*WHAT YOU WILL DO:* Check each line of the records below for the word "structured" and copy those where it appears.
— START MATERIAL SUPPLIED —
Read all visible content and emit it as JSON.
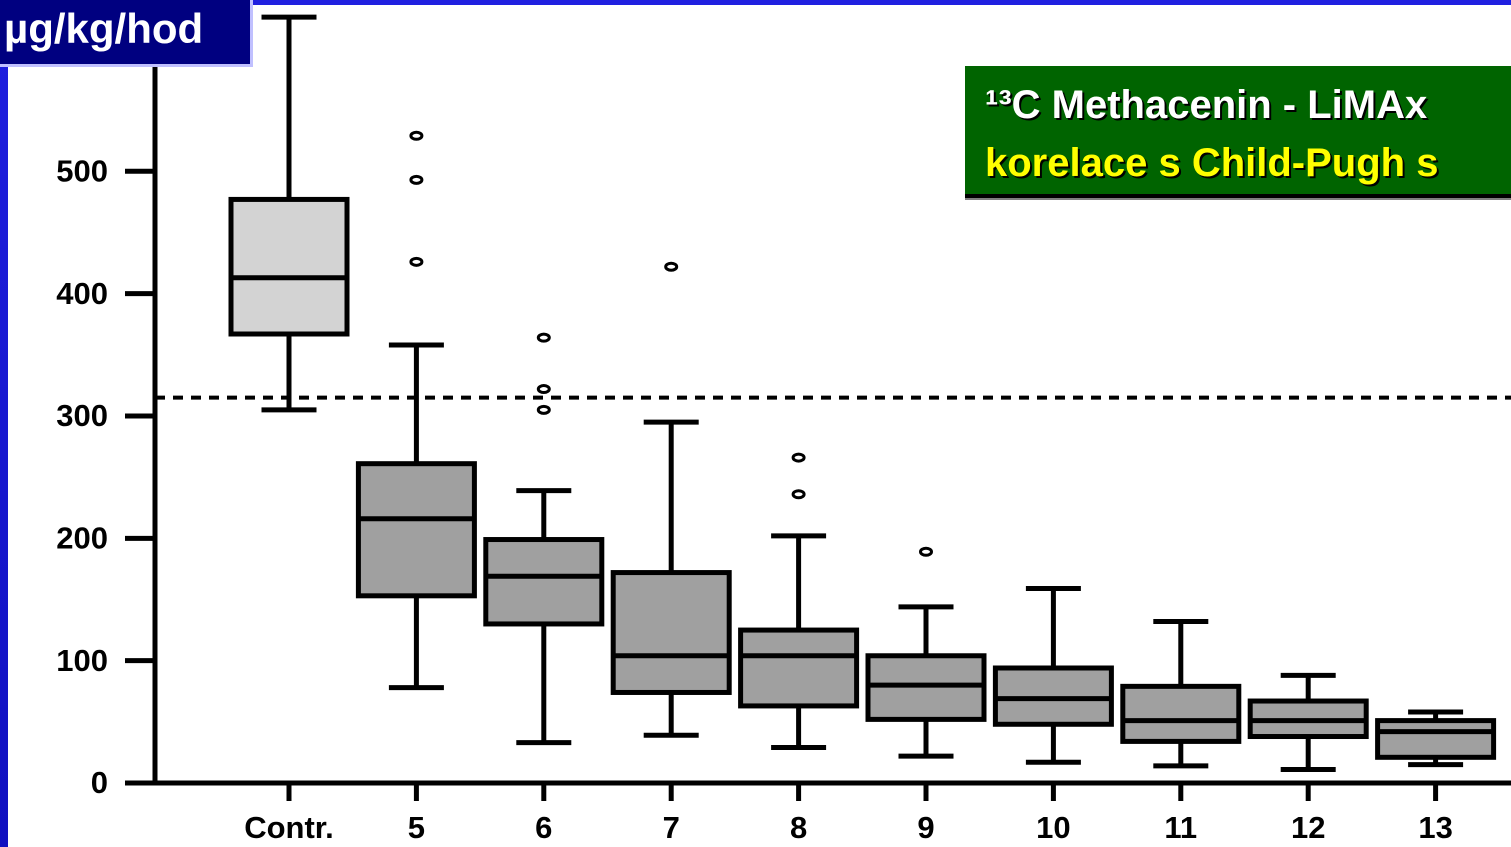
{
  "chart_data": {
    "type": "box",
    "unit_label": "µg/kg/hod",
    "title_lines": [
      "¹³C Methacenin - LiMAx",
      "korelace s Child-Pugh s"
    ],
    "categories": [
      "Contr.",
      "5",
      "6",
      "7",
      "8",
      "9",
      "10",
      "11",
      "12",
      "13"
    ],
    "whisker_high": [
      626,
      358,
      239,
      295,
      202,
      144,
      159,
      132,
      88,
      58
    ],
    "q3": [
      477,
      261,
      199,
      172,
      125,
      104,
      94,
      79,
      67,
      51
    ],
    "median": [
      413,
      216,
      169,
      104,
      104,
      80,
      69,
      51,
      51,
      42
    ],
    "q1": [
      367,
      153,
      130,
      74,
      63,
      52,
      48,
      34,
      38,
      21
    ],
    "whisker_low": [
      305,
      78,
      33,
      39,
      29,
      22,
      17,
      14,
      11,
      15
    ],
    "outliers": [
      [],
      [
        529,
        493,
        426
      ],
      [
        364,
        322,
        305
      ],
      [
        422
      ],
      [
        266,
        236
      ],
      [
        189
      ],
      [],
      [],
      [],
      []
    ],
    "colors": [
      "#d3d3d3",
      "#a0a0a0",
      "#a0a0a0",
      "#a0a0a0",
      "#a0a0a0",
      "#a0a0a0",
      "#a0a0a0",
      "#a0a0a0",
      "#a0a0a0",
      "#a0a0a0"
    ],
    "reference_line": 315,
    "ylim": [
      0,
      640
    ],
    "yticks": [
      0,
      100,
      200,
      300,
      400,
      500
    ]
  }
}
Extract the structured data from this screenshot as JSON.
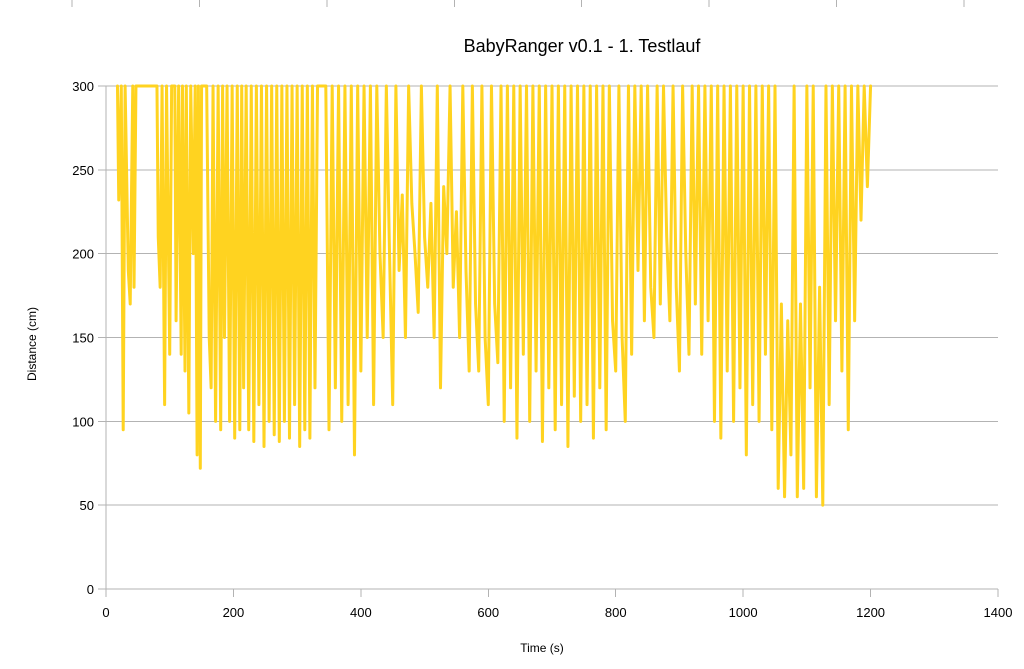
{
  "chart_data": {
    "type": "line",
    "title": "BabyRanger v0.1 - 1. Testlauf",
    "xlabel": "Time (s)",
    "ylabel": "Distance (cm)",
    "xlim": [
      0,
      1400
    ],
    "ylim": [
      0,
      300
    ],
    "x_ticks": [
      "0",
      "200",
      "400",
      "600",
      "800",
      "1000",
      "1200",
      "1400"
    ],
    "y_ticks": [
      "0",
      "50",
      "100",
      "150",
      "200",
      "250",
      "300"
    ],
    "grid": true,
    "legend": "none",
    "series_color": "#ffd320",
    "series": [
      {
        "points": [
          [
            18,
            300
          ],
          [
            20,
            232
          ],
          [
            24,
            300
          ],
          [
            27,
            95
          ],
          [
            30,
            300
          ],
          [
            35,
            190
          ],
          [
            38,
            170
          ],
          [
            42,
            300
          ],
          [
            44,
            180
          ],
          [
            47,
            300
          ],
          [
            80,
            300
          ],
          [
            82,
            210
          ],
          [
            85,
            180
          ],
          [
            88,
            300
          ],
          [
            92,
            110
          ],
          [
            95,
            300
          ],
          [
            100,
            140
          ],
          [
            103,
            300
          ],
          [
            108,
            300
          ],
          [
            110,
            160
          ],
          [
            114,
            300
          ],
          [
            118,
            140
          ],
          [
            120,
            300
          ],
          [
            124,
            130
          ],
          [
            126,
            300
          ],
          [
            130,
            105
          ],
          [
            133,
            300
          ],
          [
            137,
            200
          ],
          [
            140,
            300
          ],
          [
            143,
            80
          ],
          [
            145,
            300
          ],
          [
            148,
            72
          ],
          [
            150,
            300
          ],
          [
            158,
            300
          ],
          [
            162,
            150
          ],
          [
            165,
            120
          ],
          [
            168,
            300
          ],
          [
            172,
            100
          ],
          [
            176,
            300
          ],
          [
            180,
            95
          ],
          [
            183,
            300
          ],
          [
            186,
            150
          ],
          [
            190,
            300
          ],
          [
            194,
            100
          ],
          [
            198,
            300
          ],
          [
            202,
            90
          ],
          [
            206,
            300
          ],
          [
            210,
            95
          ],
          [
            213,
            300
          ],
          [
            216,
            120
          ],
          [
            220,
            300
          ],
          [
            224,
            95
          ],
          [
            228,
            300
          ],
          [
            232,
            88
          ],
          [
            236,
            300
          ],
          [
            240,
            110
          ],
          [
            244,
            300
          ],
          [
            248,
            85
          ],
          [
            252,
            300
          ],
          [
            256,
            100
          ],
          [
            260,
            300
          ],
          [
            264,
            92
          ],
          [
            268,
            300
          ],
          [
            272,
            88
          ],
          [
            276,
            300
          ],
          [
            280,
            100
          ],
          [
            284,
            300
          ],
          [
            288,
            90
          ],
          [
            292,
            300
          ],
          [
            296,
            110
          ],
          [
            300,
            300
          ],
          [
            304,
            85
          ],
          [
            308,
            300
          ],
          [
            312,
            95
          ],
          [
            316,
            300
          ],
          [
            320,
            90
          ],
          [
            324,
            300
          ],
          [
            328,
            120
          ],
          [
            332,
            300
          ],
          [
            345,
            300
          ],
          [
            350,
            95
          ],
          [
            355,
            300
          ],
          [
            360,
            120
          ],
          [
            365,
            300
          ],
          [
            370,
            100
          ],
          [
            375,
            300
          ],
          [
            380,
            110
          ],
          [
            385,
            300
          ],
          [
            390,
            80
          ],
          [
            395,
            300
          ],
          [
            400,
            130
          ],
          [
            405,
            300
          ],
          [
            410,
            150
          ],
          [
            415,
            300
          ],
          [
            420,
            110
          ],
          [
            425,
            300
          ],
          [
            430,
            200
          ],
          [
            435,
            150
          ],
          [
            440,
            300
          ],
          [
            445,
            200
          ],
          [
            450,
            110
          ],
          [
            455,
            300
          ],
          [
            460,
            190
          ],
          [
            465,
            235
          ],
          [
            470,
            150
          ],
          [
            475,
            300
          ],
          [
            480,
            230
          ],
          [
            485,
            200
          ],
          [
            490,
            165
          ],
          [
            495,
            300
          ],
          [
            500,
            210
          ],
          [
            505,
            180
          ],
          [
            510,
            230
          ],
          [
            515,
            150
          ],
          [
            520,
            300
          ],
          [
            525,
            120
          ],
          [
            530,
            240
          ],
          [
            535,
            200
          ],
          [
            540,
            300
          ],
          [
            545,
            180
          ],
          [
            550,
            225
          ],
          [
            555,
            150
          ],
          [
            560,
            300
          ],
          [
            565,
            190
          ],
          [
            570,
            130
          ],
          [
            575,
            300
          ],
          [
            580,
            170
          ],
          [
            585,
            130
          ],
          [
            590,
            300
          ],
          [
            595,
            150
          ],
          [
            600,
            110
          ],
          [
            605,
            300
          ],
          [
            610,
            170
          ],
          [
            615,
            135
          ],
          [
            620,
            300
          ],
          [
            625,
            100
          ],
          [
            630,
            300
          ],
          [
            635,
            120
          ],
          [
            640,
            300
          ],
          [
            645,
            90
          ],
          [
            650,
            300
          ],
          [
            655,
            140
          ],
          [
            660,
            300
          ],
          [
            665,
            100
          ],
          [
            670,
            300
          ],
          [
            675,
            130
          ],
          [
            680,
            300
          ],
          [
            685,
            88
          ],
          [
            690,
            300
          ],
          [
            695,
            120
          ],
          [
            700,
            300
          ],
          [
            705,
            95
          ],
          [
            710,
            300
          ],
          [
            715,
            110
          ],
          [
            720,
            300
          ],
          [
            725,
            85
          ],
          [
            730,
            300
          ],
          [
            735,
            115
          ],
          [
            740,
            300
          ],
          [
            745,
            100
          ],
          [
            750,
            300
          ],
          [
            755,
            110
          ],
          [
            760,
            300
          ],
          [
            765,
            90
          ],
          [
            770,
            300
          ],
          [
            775,
            120
          ],
          [
            780,
            300
          ],
          [
            785,
            95
          ],
          [
            790,
            300
          ],
          [
            795,
            160
          ],
          [
            800,
            130
          ],
          [
            805,
            300
          ],
          [
            810,
            150
          ],
          [
            815,
            100
          ],
          [
            820,
            300
          ],
          [
            825,
            140
          ],
          [
            830,
            300
          ],
          [
            835,
            190
          ],
          [
            840,
            300
          ],
          [
            845,
            160
          ],
          [
            850,
            300
          ],
          [
            855,
            180
          ],
          [
            860,
            150
          ],
          [
            865,
            300
          ],
          [
            870,
            170
          ],
          [
            875,
            300
          ],
          [
            880,
            210
          ],
          [
            885,
            160
          ],
          [
            890,
            300
          ],
          [
            895,
            180
          ],
          [
            900,
            130
          ],
          [
            905,
            300
          ],
          [
            910,
            200
          ],
          [
            915,
            140
          ],
          [
            920,
            300
          ],
          [
            925,
            170
          ],
          [
            930,
            300
          ],
          [
            935,
            140
          ],
          [
            940,
            300
          ],
          [
            945,
            160
          ],
          [
            950,
            300
          ],
          [
            955,
            100
          ],
          [
            960,
            300
          ],
          [
            965,
            90
          ],
          [
            970,
            300
          ],
          [
            975,
            130
          ],
          [
            980,
            300
          ],
          [
            985,
            100
          ],
          [
            990,
            300
          ],
          [
            995,
            120
          ],
          [
            1000,
            300
          ],
          [
            1005,
            80
          ],
          [
            1010,
            300
          ],
          [
            1015,
            110
          ],
          [
            1020,
            300
          ],
          [
            1025,
            100
          ],
          [
            1030,
            300
          ],
          [
            1035,
            140
          ],
          [
            1040,
            300
          ],
          [
            1045,
            95
          ],
          [
            1050,
            300
          ],
          [
            1055,
            60
          ],
          [
            1060,
            170
          ],
          [
            1065,
            55
          ],
          [
            1070,
            160
          ],
          [
            1075,
            80
          ],
          [
            1080,
            300
          ],
          [
            1085,
            55
          ],
          [
            1090,
            170
          ],
          [
            1095,
            60
          ],
          [
            1100,
            300
          ],
          [
            1105,
            120
          ],
          [
            1110,
            300
          ],
          [
            1115,
            55
          ],
          [
            1120,
            180
          ],
          [
            1125,
            50
          ],
          [
            1130,
            300
          ],
          [
            1135,
            110
          ],
          [
            1140,
            300
          ],
          [
            1145,
            160
          ],
          [
            1150,
            300
          ],
          [
            1155,
            130
          ],
          [
            1160,
            300
          ],
          [
            1165,
            95
          ],
          [
            1170,
            300
          ],
          [
            1175,
            160
          ],
          [
            1180,
            300
          ],
          [
            1185,
            220
          ],
          [
            1190,
            300
          ],
          [
            1195,
            240
          ],
          [
            1200,
            300
          ]
        ]
      }
    ]
  }
}
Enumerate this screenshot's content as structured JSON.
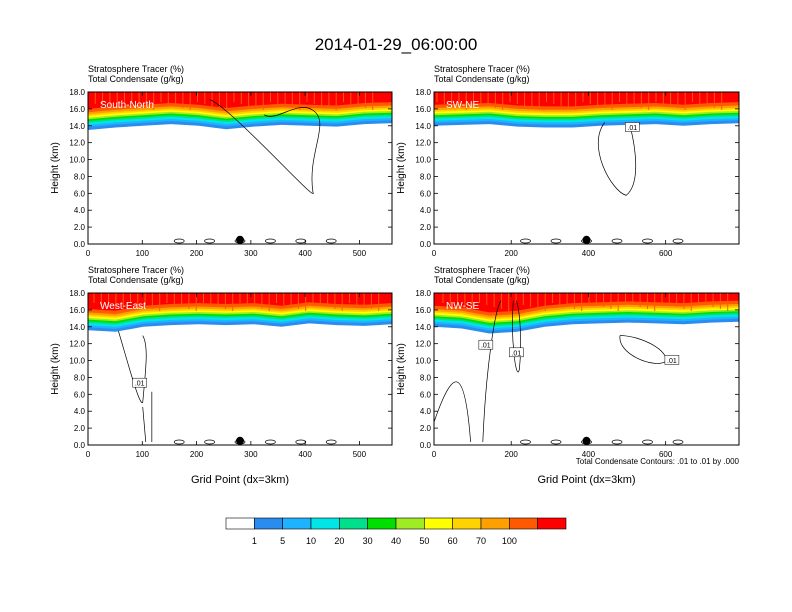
{
  "figure_title": "2014-01-29_06:00:00",
  "colors": {
    "tracer_levels": [
      "#ffffff",
      "#2b8cf0",
      "#1fb2ff",
      "#00e6e6",
      "#00e08c",
      "#00e000",
      "#a0ec24",
      "#ffff00",
      "#ffd200",
      "#ffa000",
      "#ff5a00",
      "#ff0000"
    ]
  },
  "colorbar": {
    "labels": [
      "1",
      "5",
      "10",
      "20",
      "30",
      "40",
      "50",
      "60",
      "70",
      "100"
    ]
  },
  "contour_note": "Total Condensate Contours: .01 to .01 by .000",
  "chart_data": [
    {
      "type": "heatmap",
      "panel_label": "South-North",
      "title_line1": "Stratosphere Tracer   (%)",
      "title_line2": "Total Condensate   (g/kg)",
      "ylabel": "Height (km)",
      "xlabel": "",
      "xlim": [
        0,
        560
      ],
      "ylim": [
        0,
        18
      ],
      "xticks": [
        0,
        100,
        200,
        300,
        400,
        500
      ],
      "yticks": [
        "0.0",
        "2.0",
        "4.0",
        "6.0",
        "8.0",
        "10.0",
        "12.0",
        "14.0",
        "16.0",
        "18.0"
      ],
      "tracer_top_km": [
        13.5,
        13.8,
        14.0,
        14.2,
        14.0,
        13.6,
        13.9,
        14.1,
        14.0,
        13.9,
        14.2,
        14.3
      ],
      "contour_labels": [],
      "marker_x": 280
    },
    {
      "type": "heatmap",
      "panel_label": "SW-NE",
      "title_line1": "Stratosphere Tracer   (%)",
      "title_line2": "Total Condensate   (g/kg)",
      "ylabel": "Height (km)",
      "xlabel": "",
      "xlim": [
        0,
        790
      ],
      "ylim": [
        0,
        18
      ],
      "xticks": [
        0,
        200,
        400,
        600
      ],
      "yticks": [
        "0.0",
        "2.0",
        "4.0",
        "6.0",
        "8.0",
        "10.0",
        "12.0",
        "14.0",
        "16.0",
        "18.0"
      ],
      "tracer_top_km": [
        14.0,
        14.1,
        14.2,
        13.9,
        13.8,
        13.8,
        14.0,
        14.1,
        14.2,
        14.0,
        14.2,
        14.3
      ],
      "contour_labels": [
        ".01"
      ],
      "marker_x": 395
    },
    {
      "type": "heatmap",
      "panel_label": "West-East",
      "title_line1": "Stratosphere Tracer   (%)",
      "title_line2": "Total Condensate   (g/kg)",
      "ylabel": "Height (km)",
      "xlabel": "Grid Point (dx=3km)",
      "xlim": [
        0,
        560
      ],
      "ylim": [
        0,
        18
      ],
      "xticks": [
        0,
        100,
        200,
        300,
        400,
        500
      ],
      "yticks": [
        "0.0",
        "2.0",
        "4.0",
        "6.0",
        "8.0",
        "10.0",
        "12.0",
        "14.0",
        "16.0",
        "18.0"
      ],
      "tracer_top_km": [
        13.6,
        13.4,
        14.0,
        14.2,
        14.3,
        14.2,
        14.3,
        14.0,
        14.4,
        14.2,
        14.1,
        14.3
      ],
      "contour_labels": [
        ".01"
      ],
      "marker_x": 280
    },
    {
      "type": "heatmap",
      "panel_label": "NW-SE",
      "title_line1": "Stratosphere Tracer   (%)",
      "title_line2": "Total Condensate   (g/kg)",
      "ylabel": "Height (km)",
      "xlabel": "Grid Point (dx=3km)",
      "xlim": [
        0,
        790
      ],
      "ylim": [
        0,
        18
      ],
      "xticks": [
        0,
        200,
        400,
        600
      ],
      "yticks": [
        "0.0",
        "2.0",
        "4.0",
        "6.0",
        "8.0",
        "10.0",
        "12.0",
        "14.0",
        "16.0",
        "18.0"
      ],
      "tracer_top_km": [
        14.0,
        13.8,
        13.2,
        13.4,
        14.0,
        14.3,
        14.4,
        14.5,
        14.4,
        14.3,
        14.5,
        14.6
      ],
      "contour_labels": [
        ".01",
        ".01",
        ".01"
      ],
      "marker_x": 395
    }
  ]
}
— END MATERIAL SUPPLIED —
*RESULT BELOW:*
Extract the structured data from this screenshot as JSON.
Enumerate this screenshot's content as structured JSON.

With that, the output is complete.